[Stored entries]
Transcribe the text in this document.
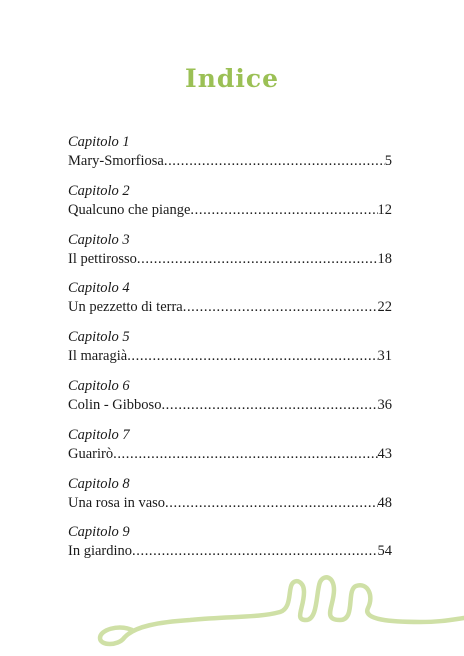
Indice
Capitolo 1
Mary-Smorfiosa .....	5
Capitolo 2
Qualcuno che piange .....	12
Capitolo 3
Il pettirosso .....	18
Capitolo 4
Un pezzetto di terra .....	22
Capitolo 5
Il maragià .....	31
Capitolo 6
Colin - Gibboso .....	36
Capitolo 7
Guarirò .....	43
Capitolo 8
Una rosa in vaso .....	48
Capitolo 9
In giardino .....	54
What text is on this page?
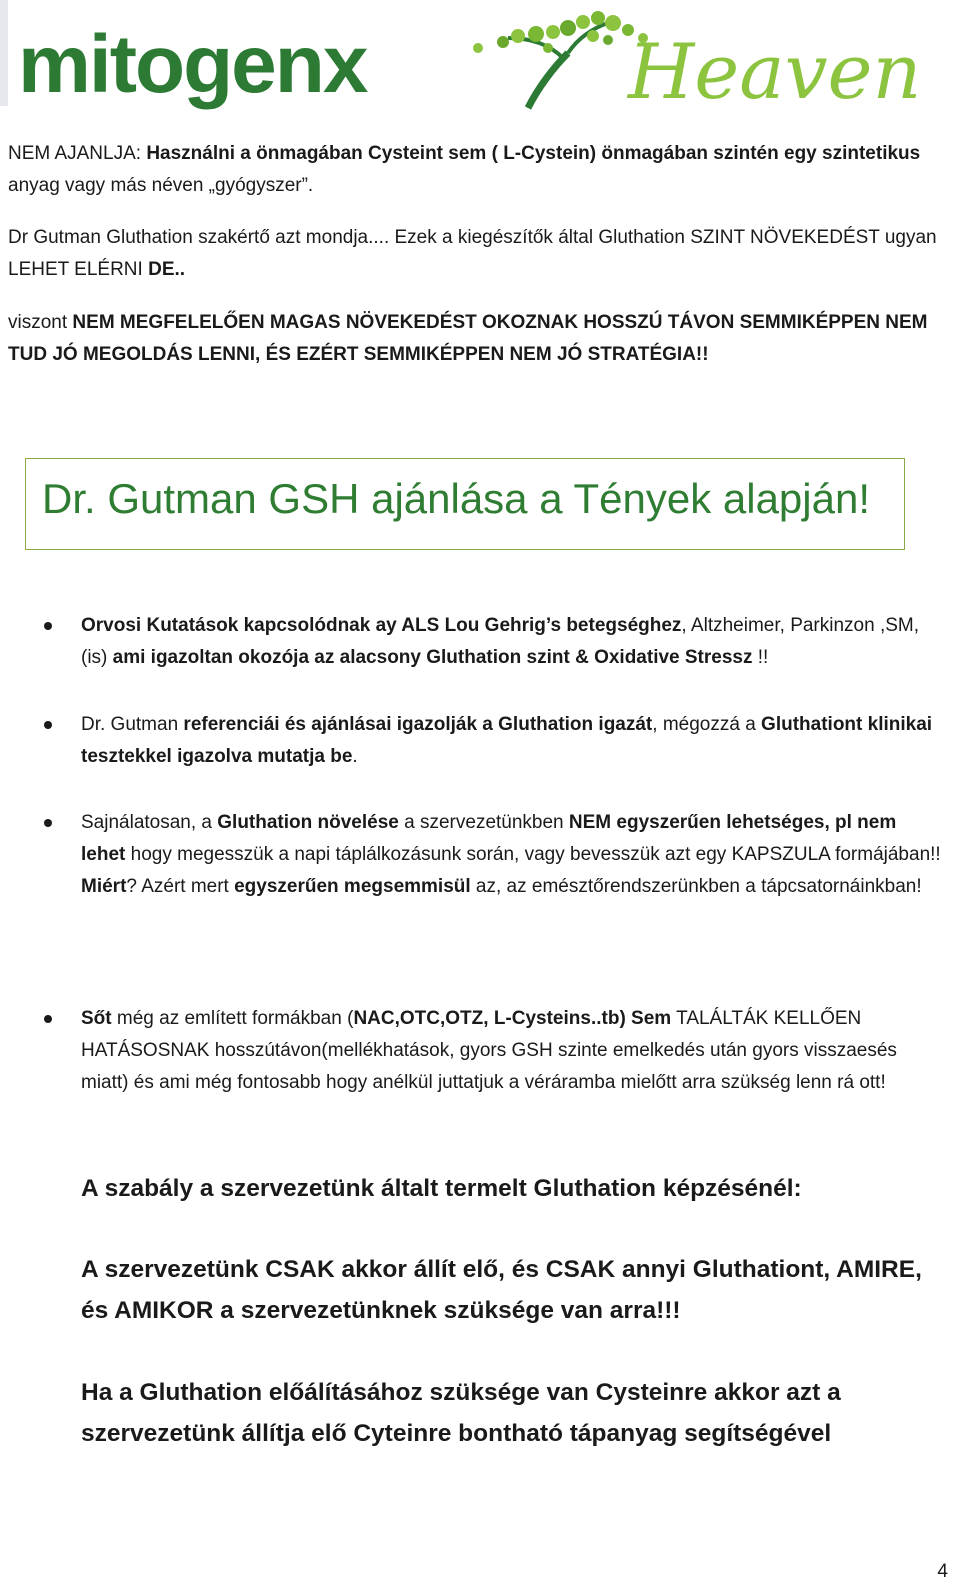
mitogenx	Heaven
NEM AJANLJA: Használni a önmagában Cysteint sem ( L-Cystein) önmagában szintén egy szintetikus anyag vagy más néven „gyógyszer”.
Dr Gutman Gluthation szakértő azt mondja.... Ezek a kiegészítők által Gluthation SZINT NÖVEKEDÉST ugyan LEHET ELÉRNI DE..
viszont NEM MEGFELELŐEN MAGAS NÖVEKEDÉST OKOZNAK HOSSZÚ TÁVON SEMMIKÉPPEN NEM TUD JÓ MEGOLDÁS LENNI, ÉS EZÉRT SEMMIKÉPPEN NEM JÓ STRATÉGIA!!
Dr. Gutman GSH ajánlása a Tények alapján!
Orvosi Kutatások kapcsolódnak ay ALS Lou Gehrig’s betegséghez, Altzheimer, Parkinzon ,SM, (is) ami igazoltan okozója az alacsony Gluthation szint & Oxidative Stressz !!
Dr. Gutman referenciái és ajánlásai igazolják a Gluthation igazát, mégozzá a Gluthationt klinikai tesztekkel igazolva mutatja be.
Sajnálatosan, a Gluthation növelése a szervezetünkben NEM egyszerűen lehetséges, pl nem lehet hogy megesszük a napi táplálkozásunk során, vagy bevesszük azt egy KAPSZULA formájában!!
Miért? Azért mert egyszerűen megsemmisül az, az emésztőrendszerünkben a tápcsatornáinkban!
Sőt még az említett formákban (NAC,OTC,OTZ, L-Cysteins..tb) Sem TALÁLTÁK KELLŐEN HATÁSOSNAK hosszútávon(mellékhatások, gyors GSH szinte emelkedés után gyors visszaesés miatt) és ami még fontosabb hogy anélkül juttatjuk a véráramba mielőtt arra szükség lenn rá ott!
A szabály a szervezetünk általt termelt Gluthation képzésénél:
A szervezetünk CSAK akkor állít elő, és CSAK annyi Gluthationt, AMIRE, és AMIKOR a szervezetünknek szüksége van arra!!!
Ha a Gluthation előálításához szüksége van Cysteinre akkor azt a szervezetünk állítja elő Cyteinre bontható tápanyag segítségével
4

GIVEN TASK: Emit an exact copy of the lines from the line bearing "What text is on this page?" through the last line above, inclusive, and leave the images out.

FINISHED ANSWER:
What text is on this page?
mitogenx	Heaven
NEM AJANLJA: Használni a önmagában Cysteint sem ( L-Cystein) önmagában szintén egy szintetikus anyag vagy más néven „gyógyszer”.
Dr Gutman Gluthation szakértő azt mondja.... Ezek a kiegészítők által Gluthation SZINT NÖVEKEDÉST ugyan LEHET ELÉRNI DE..
viszont NEM MEGFELELŐEN MAGAS NÖVEKEDÉST OKOZNAK HOSSZÚ TÁVON SEMMIKÉPPEN NEM TUD JÓ MEGOLDÁS LENNI, ÉS EZÉRT SEMMIKÉPPEN NEM JÓ STRATÉGIA!!
Dr. Gutman GSH ajánlása a Tények alapján!
Orvosi Kutatások kapcsolódnak ay ALS Lou Gehrig’s betegséghez, Altzheimer, Parkinzon ,SM, (is) ami igazoltan okozója az alacsony Gluthation szint & Oxidative Stressz !!
Dr. Gutman referenciái és ajánlásai igazolják a Gluthation igazát, mégozzá a Gluthationt klinikai tesztekkel igazolva mutatja be.
Sajnálatosan, a Gluthation növelése a szervezetünkben NEM egyszerűen lehetséges, pl nem lehet hogy megesszük a napi táplálkozásunk során, vagy bevesszük azt egy KAPSZULA formájában!!
Miért? Azért mert egyszerűen megsemmisül az, az emésztőrendszerünkben a tápcsatornáinkban!
Sőt még az említett formákban (NAC,OTC,OTZ, L-Cysteins..tb) Sem TALÁLTÁK KELLŐEN HATÁSOSNAK hosszútávon(mellékhatások, gyors GSH szinte emelkedés után gyors visszaesés miatt) és ami még fontosabb hogy anélkül juttatjuk a véráramba mielőtt arra szükség lenn rá ott!
A szabály a szervezetünk általt termelt Gluthation képzésénél:
A szervezetünk CSAK akkor állít elő, és CSAK annyi Gluthationt, AMIRE, és AMIKOR a szervezetünknek szüksége van arra!!!
Ha a Gluthation előálításához szüksége van Cysteinre akkor azt a szervezetünk állítja elő Cyteinre bontható tápanyag segítségével
4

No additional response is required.